◆ **GOAL**: Report every line in the listing below where the string "screenshot" shows up.

BEGIN GIVEN DATA

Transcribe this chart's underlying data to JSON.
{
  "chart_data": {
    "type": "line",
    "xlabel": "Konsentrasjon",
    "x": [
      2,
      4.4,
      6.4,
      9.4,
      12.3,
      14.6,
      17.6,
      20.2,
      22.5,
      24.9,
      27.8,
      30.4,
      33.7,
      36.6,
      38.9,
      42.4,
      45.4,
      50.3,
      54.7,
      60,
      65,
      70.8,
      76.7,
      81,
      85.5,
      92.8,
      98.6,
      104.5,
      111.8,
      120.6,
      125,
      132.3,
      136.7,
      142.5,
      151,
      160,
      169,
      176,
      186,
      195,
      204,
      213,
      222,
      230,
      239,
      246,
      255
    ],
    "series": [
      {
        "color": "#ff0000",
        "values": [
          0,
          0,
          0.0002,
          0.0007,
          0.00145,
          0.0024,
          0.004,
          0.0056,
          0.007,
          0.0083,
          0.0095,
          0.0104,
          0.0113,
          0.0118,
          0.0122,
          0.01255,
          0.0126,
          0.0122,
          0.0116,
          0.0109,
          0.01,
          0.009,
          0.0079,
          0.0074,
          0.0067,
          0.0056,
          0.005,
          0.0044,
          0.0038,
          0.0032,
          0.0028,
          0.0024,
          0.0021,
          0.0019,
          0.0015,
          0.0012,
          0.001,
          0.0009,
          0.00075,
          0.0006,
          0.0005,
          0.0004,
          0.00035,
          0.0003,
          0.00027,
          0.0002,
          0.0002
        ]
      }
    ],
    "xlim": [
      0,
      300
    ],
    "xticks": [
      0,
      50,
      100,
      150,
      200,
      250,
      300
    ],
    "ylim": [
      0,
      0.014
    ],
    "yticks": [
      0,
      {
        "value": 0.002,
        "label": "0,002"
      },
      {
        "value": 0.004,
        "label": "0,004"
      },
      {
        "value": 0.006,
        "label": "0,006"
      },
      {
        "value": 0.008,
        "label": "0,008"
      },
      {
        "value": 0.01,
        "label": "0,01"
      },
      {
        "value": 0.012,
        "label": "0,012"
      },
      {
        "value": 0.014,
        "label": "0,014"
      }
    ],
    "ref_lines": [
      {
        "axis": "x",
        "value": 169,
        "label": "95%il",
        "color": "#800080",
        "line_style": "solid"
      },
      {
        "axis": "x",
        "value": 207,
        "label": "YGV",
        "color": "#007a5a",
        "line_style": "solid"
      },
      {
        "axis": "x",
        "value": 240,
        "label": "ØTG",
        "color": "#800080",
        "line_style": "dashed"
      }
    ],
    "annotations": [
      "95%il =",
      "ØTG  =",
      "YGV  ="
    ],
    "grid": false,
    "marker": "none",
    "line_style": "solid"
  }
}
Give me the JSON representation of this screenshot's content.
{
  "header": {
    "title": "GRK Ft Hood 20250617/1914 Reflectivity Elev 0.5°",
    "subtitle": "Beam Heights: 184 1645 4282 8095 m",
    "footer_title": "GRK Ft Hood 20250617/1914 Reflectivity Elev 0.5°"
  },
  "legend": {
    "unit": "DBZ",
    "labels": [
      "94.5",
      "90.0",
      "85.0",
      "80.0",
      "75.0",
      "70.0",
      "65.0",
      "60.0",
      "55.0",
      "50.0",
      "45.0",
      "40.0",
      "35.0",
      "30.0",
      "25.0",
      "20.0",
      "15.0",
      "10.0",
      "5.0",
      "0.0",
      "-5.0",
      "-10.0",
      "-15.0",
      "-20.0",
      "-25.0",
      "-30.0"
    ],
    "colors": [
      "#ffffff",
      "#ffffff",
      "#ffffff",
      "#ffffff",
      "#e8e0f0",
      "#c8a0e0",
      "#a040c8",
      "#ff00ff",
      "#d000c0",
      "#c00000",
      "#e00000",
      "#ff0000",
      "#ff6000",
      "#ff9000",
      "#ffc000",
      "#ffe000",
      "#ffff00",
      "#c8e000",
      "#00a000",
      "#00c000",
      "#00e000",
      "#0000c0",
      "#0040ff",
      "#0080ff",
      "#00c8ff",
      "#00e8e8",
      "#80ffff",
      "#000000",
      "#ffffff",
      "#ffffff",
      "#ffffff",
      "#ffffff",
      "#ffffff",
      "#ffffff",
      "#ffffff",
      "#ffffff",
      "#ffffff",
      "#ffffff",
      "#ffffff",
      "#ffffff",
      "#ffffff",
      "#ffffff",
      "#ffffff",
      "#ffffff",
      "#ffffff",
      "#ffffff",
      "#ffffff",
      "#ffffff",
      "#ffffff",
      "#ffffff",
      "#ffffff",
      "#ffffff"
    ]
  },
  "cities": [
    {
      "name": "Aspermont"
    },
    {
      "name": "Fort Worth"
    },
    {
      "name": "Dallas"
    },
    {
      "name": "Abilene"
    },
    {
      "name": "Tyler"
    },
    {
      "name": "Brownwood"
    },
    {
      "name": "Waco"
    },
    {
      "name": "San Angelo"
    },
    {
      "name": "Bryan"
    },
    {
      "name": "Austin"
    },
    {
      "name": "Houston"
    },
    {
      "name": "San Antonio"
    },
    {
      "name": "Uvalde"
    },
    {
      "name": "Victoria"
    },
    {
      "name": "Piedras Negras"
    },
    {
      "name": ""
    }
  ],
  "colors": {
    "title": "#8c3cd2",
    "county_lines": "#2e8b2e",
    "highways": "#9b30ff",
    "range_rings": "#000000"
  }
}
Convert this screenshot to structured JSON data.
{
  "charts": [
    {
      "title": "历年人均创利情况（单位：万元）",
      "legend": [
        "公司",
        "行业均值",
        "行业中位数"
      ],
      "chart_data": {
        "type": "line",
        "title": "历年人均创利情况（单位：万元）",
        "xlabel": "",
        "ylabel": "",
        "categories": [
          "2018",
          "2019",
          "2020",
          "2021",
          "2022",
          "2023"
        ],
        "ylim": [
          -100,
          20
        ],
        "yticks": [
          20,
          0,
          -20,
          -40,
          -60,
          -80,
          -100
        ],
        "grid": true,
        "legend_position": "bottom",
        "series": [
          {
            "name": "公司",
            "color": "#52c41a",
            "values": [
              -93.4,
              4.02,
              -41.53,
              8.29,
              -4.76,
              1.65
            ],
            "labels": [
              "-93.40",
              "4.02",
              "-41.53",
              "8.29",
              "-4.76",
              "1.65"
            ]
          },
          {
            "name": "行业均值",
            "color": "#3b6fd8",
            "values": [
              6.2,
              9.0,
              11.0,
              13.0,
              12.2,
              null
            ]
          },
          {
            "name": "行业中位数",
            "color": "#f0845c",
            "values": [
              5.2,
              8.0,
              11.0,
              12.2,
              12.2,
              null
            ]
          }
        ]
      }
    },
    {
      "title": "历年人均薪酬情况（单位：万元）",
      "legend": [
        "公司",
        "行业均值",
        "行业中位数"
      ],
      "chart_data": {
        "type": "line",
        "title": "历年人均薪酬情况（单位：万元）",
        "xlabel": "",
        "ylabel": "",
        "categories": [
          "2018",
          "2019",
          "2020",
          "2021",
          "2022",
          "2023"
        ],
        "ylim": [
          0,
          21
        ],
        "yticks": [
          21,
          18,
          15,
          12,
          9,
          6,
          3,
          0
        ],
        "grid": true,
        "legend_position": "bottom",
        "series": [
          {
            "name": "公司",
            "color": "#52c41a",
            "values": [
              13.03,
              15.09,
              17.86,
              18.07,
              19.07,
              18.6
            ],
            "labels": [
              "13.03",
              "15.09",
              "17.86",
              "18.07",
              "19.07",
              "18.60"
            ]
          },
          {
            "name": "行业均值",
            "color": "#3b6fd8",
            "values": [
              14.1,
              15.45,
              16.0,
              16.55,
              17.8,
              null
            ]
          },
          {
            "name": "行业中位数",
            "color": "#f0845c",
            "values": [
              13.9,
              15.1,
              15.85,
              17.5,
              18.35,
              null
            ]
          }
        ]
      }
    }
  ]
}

END GIVEN DATA

◆ **EXERCISE ANSWER**:
Give me the JSON representation of this screenshot's content.
Convert this screenshot to structured JSON data.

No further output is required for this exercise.